• [OBJECTIVE]:
Keep the pictures out and restate every record exactly.

• [GIVEN ENTRIES]:
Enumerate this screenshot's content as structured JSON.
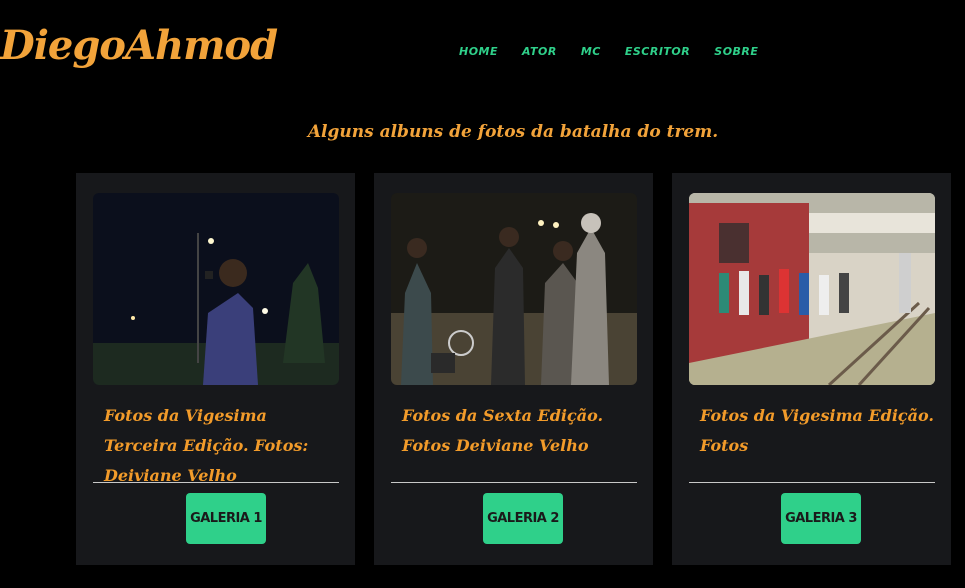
{
  "header": {
    "logo": "DiegoAhmod",
    "nav": [
      "HOME",
      "ATOR",
      "MC",
      "ESCRITOR",
      "SOBRE"
    ]
  },
  "main": {
    "subtitle": "Alguns albuns de fotos da batalha do trem.",
    "cards": [
      {
        "title": "Fotos da Vigesima Terceira Edição. Fotos: Deiviane Velho",
        "button": "GALERIA 1"
      },
      {
        "title": "Fotos da Sexta Edição. Fotos Deiviane Velho",
        "button": "GALERIA 2"
      },
      {
        "title": "Fotos da Vigesima Edição. Fotos",
        "button": "GALERIA 3"
      }
    ]
  },
  "colors": {
    "accent": "#2fd08a",
    "orange": "#f2a33a",
    "card": "#17181b"
  }
}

• [EXPECTED ANSWER]:
Enumerate this screenshot's content as structured JSON.
{
  "header": {
    "logo": "DiegoAhmod",
    "nav": [
      "HOME",
      "ATOR",
      "MC",
      "ESCRITOR",
      "SOBRE"
    ]
  },
  "main": {
    "subtitle": "Alguns albuns de fotos da batalha do trem.",
    "cards": [
      {
        "title": "Fotos da Vigesima Terceira Edição. Fotos: Deiviane Velho",
        "button": "GALERIA 1"
      },
      {
        "title": "Fotos da Sexta Edição. Fotos Deiviane Velho",
        "button": "GALERIA 2"
      },
      {
        "title": "Fotos da Vigesima Edição. Fotos",
        "button": "GALERIA 3"
      }
    ]
  },
  "colors": {
    "accent": "#2fd08a",
    "orange": "#f2a33a",
    "card": "#17181b"
  }
}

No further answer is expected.